REQUIRED WORK: Omit all pictures, then retype the data exactly as given.

★ ★ ★ ★ ★

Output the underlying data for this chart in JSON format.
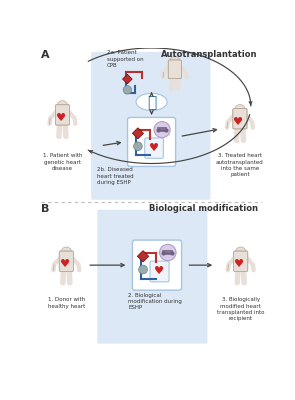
{
  "title_A": "Autotransplantation",
  "title_B": "Biological modification",
  "label_A": "A",
  "label_B": "B",
  "panel_A": {
    "step1_label": "1. Patient with\ngenetic heart\ndisease",
    "step2a_label": "2a. Patient\nsupported on\nCPB",
    "step2b_label": "2b. Diseased\nheart treated\nduring ESHP",
    "step3_label": "3. Treated heart\nautotransplanted\ninto the same\npatient"
  },
  "panel_B": {
    "step1_label": "1. Donor with\nhealthy heart",
    "step2_label": "2. Biological\nmodification during\nESHP",
    "step3_label": "3. Biologically\nmodified heart\ntransplanted into\nrecipient"
  },
  "bg_color": "#ffffff",
  "panel_bg": "#dce8f5",
  "box_border": "#a8c4e0",
  "red_color": "#b83030",
  "blue_color": "#3060a0",
  "gray_circle": "#9aabae",
  "teal_color": "#2a7a9a",
  "lavender_color": "#d8cce8",
  "lavender_border": "#b0a0c8",
  "text_color": "#333333",
  "arrow_color": "#444444",
  "figure_fill": "#e8e0d8",
  "figure_edge": "#b8a898",
  "dotted_color": "#bbbbbb",
  "heart_red": "#cc2222"
}
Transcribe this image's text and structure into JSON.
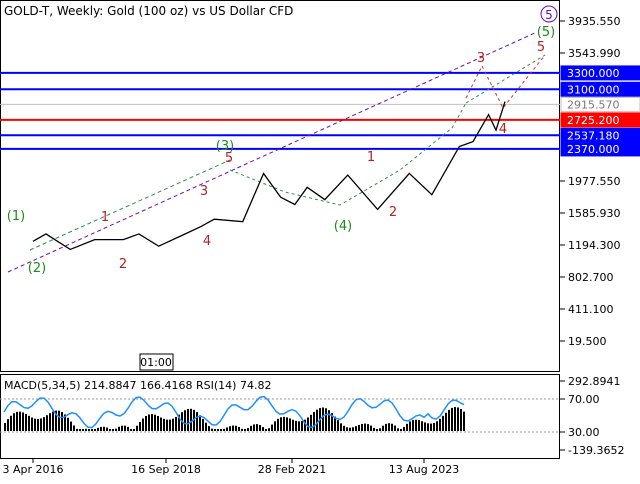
{
  "chart_data": {
    "type": "line",
    "title": "GOLD-T, Weekly:  Gold (100 oz) vs US Dollar CFD",
    "main_price_ticks": [
      "3935.550",
      "3543.990",
      "1977.550",
      "1585.930",
      "1194.300",
      "802.700",
      "411.100",
      "19.500"
    ],
    "price_levels": [
      {
        "label": "3300.000",
        "value": 3300,
        "color": "#0000ff",
        "kind": "horizontal-line"
      },
      {
        "label": "3100.000",
        "value": 3100,
        "color": "#0000ff",
        "kind": "horizontal-line"
      },
      {
        "label": "2915.570",
        "value": 2915.57,
        "color": "#c0c0c0",
        "kind": "current-price"
      },
      {
        "label": "2725.200",
        "value": 2725.2,
        "color": "#ff0000",
        "kind": "horizontal-line"
      },
      {
        "label": "2537.180",
        "value": 2537.18,
        "color": "#0000ff",
        "kind": "horizontal-line"
      },
      {
        "label": "2370.000",
        "value": 2370,
        "color": "#0000ff",
        "kind": "horizontal-line"
      }
    ],
    "x_tick_labels": [
      "3 Apr 2016",
      "16 Sep 2018",
      "28 Feb 2021",
      "13 Aug 2023"
    ],
    "time_marker": "01:00",
    "elliptical_labels_green": [
      "(1)",
      "(2)",
      "(3)",
      "(4)",
      "(5)"
    ],
    "elliptical_labels_red": [
      "1",
      "2",
      "3",
      "4",
      "5"
    ],
    "elliptical_label_purple": "5",
    "price_series": {
      "name": "",
      "points": [
        [
          "2016-04-03",
          1240
        ],
        [
          "2016-07-01",
          1330
        ],
        [
          "2016-12-15",
          1140
        ],
        [
          "2017-06-01",
          1260
        ],
        [
          "2017-12-15",
          1260
        ],
        [
          "2018-04-01",
          1330
        ],
        [
          "2018-08-15",
          1180
        ],
        [
          "2019-02-01",
          1320
        ],
        [
          "2019-06-01",
          1420
        ],
        [
          "2019-09-01",
          1510
        ],
        [
          "2020-03-15",
          1480
        ],
        [
          "2020-08-05",
          2070
        ],
        [
          "2020-11-30",
          1780
        ],
        [
          "2021-03-08",
          1690
        ],
        [
          "2021-06-01",
          1900
        ],
        [
          "2021-09-30",
          1750
        ],
        [
          "2022-03-07",
          2050
        ],
        [
          "2022-09-28",
          1630
        ],
        [
          "2023-05-04",
          2070
        ],
        [
          "2023-10-06",
          1810
        ],
        [
          "2024-04-12",
          2400
        ],
        [
          "2024-07-15",
          2460
        ],
        [
          "2024-10-30",
          2790
        ],
        [
          "2024-12-20",
          2600
        ],
        [
          "2025-02-20",
          2950
        ]
      ]
    },
    "indicator": {
      "title": "MACD(5,34,5) 214.8847 166.4168 RSI(14) 74.82",
      "ticks": [
        "292.8941",
        "70.00",
        "30.00",
        "-139.3652"
      ]
    }
  }
}
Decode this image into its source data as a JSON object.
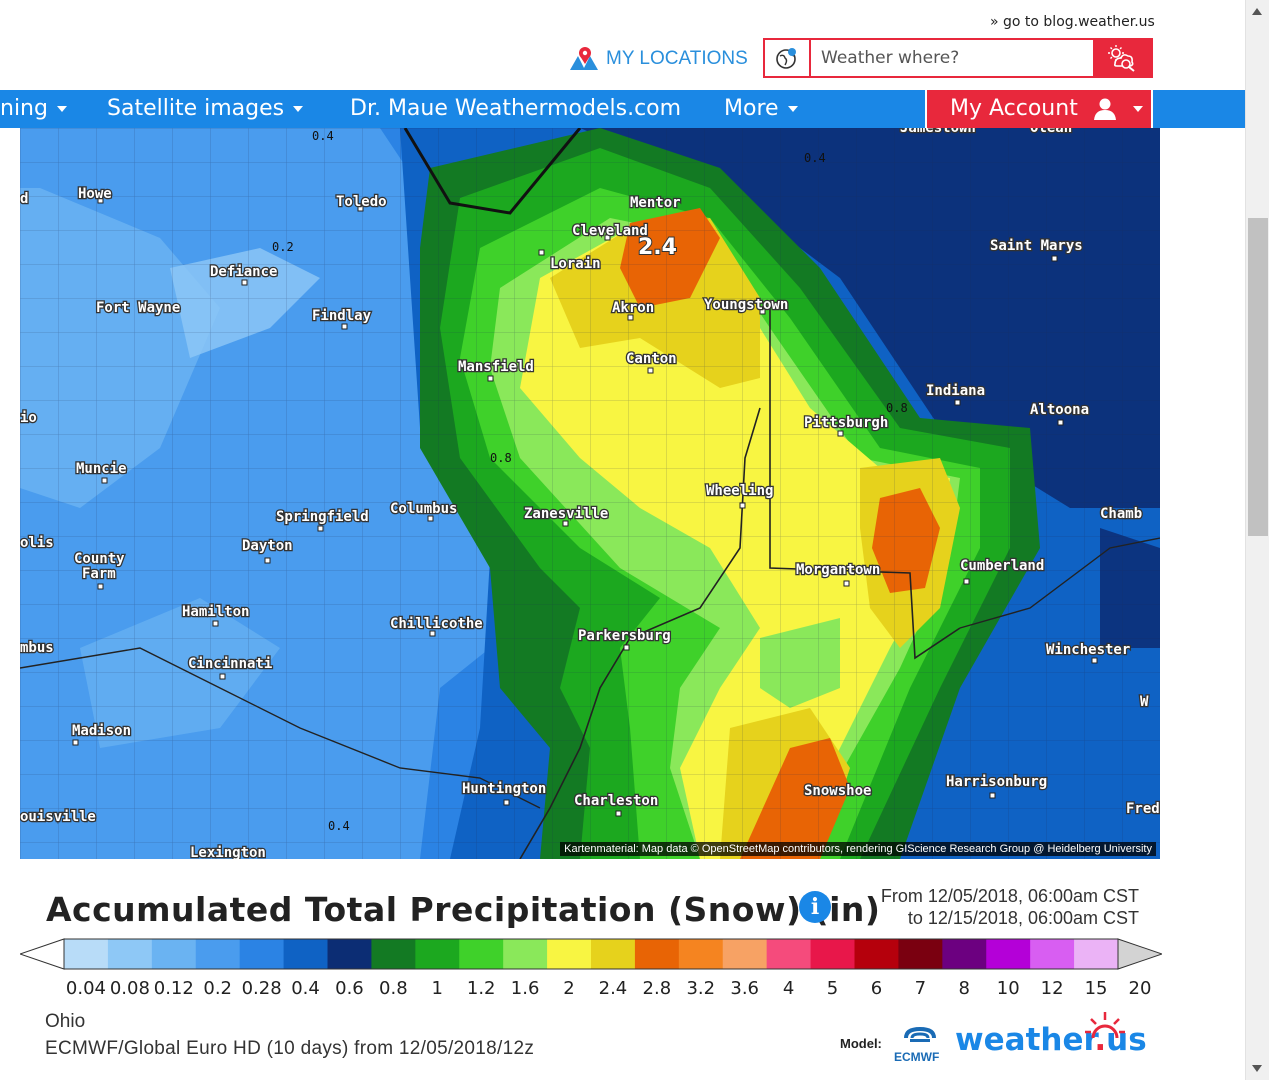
{
  "header": {
    "blog_link": "» go to blog.weather.us",
    "my_locations": "MY LOCATIONS",
    "search_placeholder": "Weather where?"
  },
  "nav": {
    "items": [
      {
        "label": "ning"
      },
      {
        "label": "Satellite images"
      },
      {
        "label": "Dr. Maue Weathermodels.com"
      },
      {
        "label": "More"
      }
    ],
    "account": "My Account"
  },
  "map": {
    "credit": "Kartenmaterial: Map data © OpenStreetMap contributors, rendering GIScience Research Group @ Heidelberg University",
    "cities": [
      "Howe",
      "Toledo",
      "Defiance",
      "Fort Wayne",
      "Findlay",
      "Mansfield",
      "Cleveland",
      "Lorain",
      "Mentor",
      "Akron",
      "Youngstown",
      "Canton",
      "Saint Marys",
      "Indiana",
      "Altoona",
      "Pittsburgh",
      "Muncie",
      "Springfield",
      "Columbus",
      "Zanesville",
      "Dayton",
      "County Farm",
      "olis",
      "Wheeling",
      "Morgantown",
      "Cumberland",
      "Chamb",
      "Hamilton",
      "Chillicothe",
      "Parkersburg",
      "Cincinnati",
      "mbus",
      "Winchester",
      "Madison",
      "Huntington",
      "Charleston",
      "Snowshoe",
      "Harrisonburg",
      "ouisville",
      "Lexington",
      "Olean",
      "Jamestown",
      "Fred",
      "W",
      "d",
      "io"
    ],
    "contour_labels": [
      "0.4",
      "0.2",
      "0.4",
      "0.8",
      "0.8",
      "0.4"
    ],
    "max_label": "2.4"
  },
  "legend": {
    "title": "Accumulated Total Precipitation (Snow) (in)",
    "from": "From 12/05/2018, 06:00am CST",
    "to": "to 12/15/2018, 06:00am CST",
    "scale_values": [
      "0.04",
      "0.08",
      "0.12",
      "0.2",
      "0.28",
      "0.4",
      "0.6",
      "0.8",
      "1",
      "1.2",
      "1.6",
      "2",
      "2.4",
      "2.8",
      "3.2",
      "3.6",
      "4",
      "5",
      "6",
      "7",
      "8",
      "10",
      "12",
      "15",
      "20"
    ],
    "scale_colors": [
      "#b8dcf8",
      "#8ec8f6",
      "#6ab3f2",
      "#4a9cee",
      "#2b83e4",
      "#0f62c4",
      "#0c2d74",
      "#137a23",
      "#1ca81f",
      "#3fd12a",
      "#8ae85a",
      "#f8f542",
      "#e6d21c",
      "#e86405",
      "#f58420",
      "#f7a264",
      "#f54b7c",
      "#e8174a",
      "#b5000c",
      "#7a0010",
      "#6c0080",
      "#b400d8",
      "#d85ef2",
      "#ebb3f6",
      "#f5e3fa",
      "#d3d3d3"
    ],
    "region": "Ohio",
    "model_run": "ECMWF/Global Euro HD (10 days) from 12/05/2018/12z",
    "model_label": "Model:",
    "ecmwf_text": "ECMWF",
    "brand": "weather",
    "brand_suffix": "us"
  }
}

★ ★ ★ ★ ★

EXERCISE SOLUTION:
Output the underlying data for this chart in JSON format.
{
  "title_A": "Autotransplantation",
  "title_B": "Biological modification",
  "label_A": "A",
  "label_B": "B",
  "panel_A": {
    "step1_label": "1. Patient with\ngenetic heart\ndisease",
    "step2a_label": "2a. Patient\nsupported on\nCPB",
    "step2b_label": "2b. Diseased\nheart treated\nduring ESHP",
    "step3_label": "3. Treated heart\nautotransplanted\ninto the same\npatient"
  },
  "panel_B": {
    "step1_label": "1. Donor with\nhealthy heart",
    "step2_label": "2. Biological\nmodification during\nESHP",
    "step3_label": "3. Biologically\nmodified heart\ntransplanted into\nrecipient"
  },
  "bg_color": "#ffffff",
  "panel_bg": "#dce8f5",
  "box_border": "#a8c4e0",
  "red_color": "#b83030",
  "blue_color": "#3060a0",
  "gray_circle": "#9aabae",
  "teal_color": "#2a7a9a",
  "lavender_color": "#d8cce8",
  "lavender_border": "#b0a0c8",
  "text_color": "#333333",
  "arrow_color": "#444444",
  "figure_fill": "#e8e0d8",
  "figure_edge": "#b8a898",
  "dotted_color": "#bbbbbb",
  "heart_red": "#cc2222"
}
Transcribe this image's text and structure into JSON.
{
  "chart_data": {
    "type": "line",
    "title": "GOLD-T, Weekly:  Gold (100 oz) vs US Dollar CFD",
    "main_price_ticks": [
      "3935.550",
      "3543.990",
      "1977.550",
      "1585.930",
      "1194.300",
      "802.700",
      "411.100",
      "19.500"
    ],
    "price_levels": [
      {
        "label": "3300.000",
        "value": 3300,
        "color": "#0000ff",
        "kind": "horizontal-line"
      },
      {
        "label": "3100.000",
        "value": 3100,
        "color": "#0000ff",
        "kind": "horizontal-line"
      },
      {
        "label": "2915.570",
        "value": 2915.57,
        "color": "#c0c0c0",
        "kind": "current-price"
      },
      {
        "label": "2725.200",
        "value": 2725.2,
        "color": "#ff0000",
        "kind": "horizontal-line"
      },
      {
        "label": "2537.180",
        "value": 2537.18,
        "color": "#0000ff",
        "kind": "horizontal-line"
      },
      {
        "label": "2370.000",
        "value": 2370,
        "color": "#0000ff",
        "kind": "horizontal-line"
      }
    ],
    "x_tick_labels": [
      "3 Apr 2016",
      "16 Sep 2018",
      "28 Feb 2021",
      "13 Aug 2023"
    ],
    "time_marker": "01:00",
    "elliptical_labels_green": [
      "(1)",
      "(2)",
      "(3)",
      "(4)",
      "(5)"
    ],
    "elliptical_labels_red": [
      "1",
      "2",
      "3",
      "4",
      "5"
    ],
    "elliptical_label_purple": "5",
    "price_series": {
      "name": "",
      "points": [
        [
          "2016-04-03",
          1240
        ],
        [
          "2016-07-01",
          1330
        ],
        [
          "2016-12-15",
          1140
        ],
        [
          "2017-06-01",
          1260
        ],
        [
          "2017-12-15",
          1260
        ],
        [
          "2018-04-01",
          1330
        ],
        [
          "2018-08-15",
          1180
        ],
        [
          "2019-02-01",
          1320
        ],
        [
          "2019-06-01",
          1420
        ],
        [
          "2019-09-01",
          1510
        ],
        [
          "2020-03-15",
          1480
        ],
        [
          "2020-08-05",
          2070
        ],
        [
          "2020-11-30",
          1780
        ],
        [
          "2021-03-08",
          1690
        ],
        [
          "2021-06-01",
          1900
        ],
        [
          "2021-09-30",
          1750
        ],
        [
          "2022-03-07",
          2050
        ],
        [
          "2022-09-28",
          1630
        ],
        [
          "2023-05-04",
          2070
        ],
        [
          "2023-10-06",
          1810
        ],
        [
          "2024-04-12",
          2400
        ],
        [
          "2024-07-15",
          2460
        ],
        [
          "2024-10-30",
          2790
        ],
        [
          "2024-12-20",
          2600
        ],
        [
          "2025-02-20",
          2950
        ]
      ]
    },
    "indicator": {
      "title": "MACD(5,34,5) 214.8847 166.4168 RSI(14) 74.82",
      "ticks": [
        "292.8941",
        "70.00",
        "30.00",
        "-139.3652"
      ]
    }
  }
}
Decode this image into its source data as a JSON object.
{
  "header": {
    "blog_link": "» go to blog.weather.us",
    "my_locations": "MY LOCATIONS",
    "search_placeholder": "Weather where?"
  },
  "nav": {
    "items": [
      {
        "label": "ning"
      },
      {
        "label": "Satellite images"
      },
      {
        "label": "Dr. Maue Weathermodels.com"
      },
      {
        "label": "More"
      }
    ],
    "account": "My Account"
  },
  "map": {
    "credit": "Kartenmaterial: Map data © OpenStreetMap contributors, rendering GIScience Research Group @ Heidelberg University",
    "cities": [
      "Howe",
      "Toledo",
      "Defiance",
      "Fort Wayne",
      "Findlay",
      "Mansfield",
      "Cleveland",
      "Lorain",
      "Mentor",
      "Akron",
      "Youngstown",
      "Canton",
      "Saint Marys",
      "Indiana",
      "Altoona",
      "Pittsburgh",
      "Muncie",
      "Springfield",
      "Columbus",
      "Zanesville",
      "Dayton",
      "County Farm",
      "olis",
      "Wheeling",
      "Morgantown",
      "Cumberland",
      "Chamb",
      "Hamilton",
      "Chillicothe",
      "Parkersburg",
      "Cincinnati",
      "mbus",
      "Winchester",
      "Madison",
      "Huntington",
      "Charleston",
      "Snowshoe",
      "Harrisonburg",
      "ouisville",
      "Lexington",
      "Olean",
      "Jamestown",
      "Fred",
      "W",
      "d",
      "io"
    ],
    "contour_labels": [
      "0.4",
      "0.2",
      "0.4",
      "0.8",
      "0.8",
      "0.4"
    ],
    "max_label": "2.4"
  },
  "legend": {
    "title": "Accumulated Total Precipitation (Snow) (in)",
    "from": "From 12/05/2018, 06:00am CST",
    "to": "to 12/15/2018, 06:00am CST",
    "scale_values": [
      "0.04",
      "0.08",
      "0.12",
      "0.2",
      "0.28",
      "0.4",
      "0.6",
      "0.8",
      "1",
      "1.2",
      "1.6",
      "2",
      "2.4",
      "2.8",
      "3.2",
      "3.6",
      "4",
      "5",
      "6",
      "7",
      "8",
      "10",
      "12",
      "15",
      "20"
    ],
    "scale_colors": [
      "#b8dcf8",
      "#8ec8f6",
      "#6ab3f2",
      "#4a9cee",
      "#2b83e4",
      "#0f62c4",
      "#0c2d74",
      "#137a23",
      "#1ca81f",
      "#3fd12a",
      "#8ae85a",
      "#f8f542",
      "#e6d21c",
      "#e86405",
      "#f58420",
      "#f7a264",
      "#f54b7c",
      "#e8174a",
      "#b5000c",
      "#7a0010",
      "#6c0080",
      "#b400d8",
      "#d85ef2",
      "#ebb3f6",
      "#f5e3fa",
      "#d3d3d3"
    ],
    "region": "Ohio",
    "model_run": "ECMWF/Global Euro HD (10 days) from 12/05/2018/12z",
    "model_label": "Model:",
    "ecmwf_text": "ECMWF",
    "brand": "weather",
    "brand_suffix": "us"
  }
}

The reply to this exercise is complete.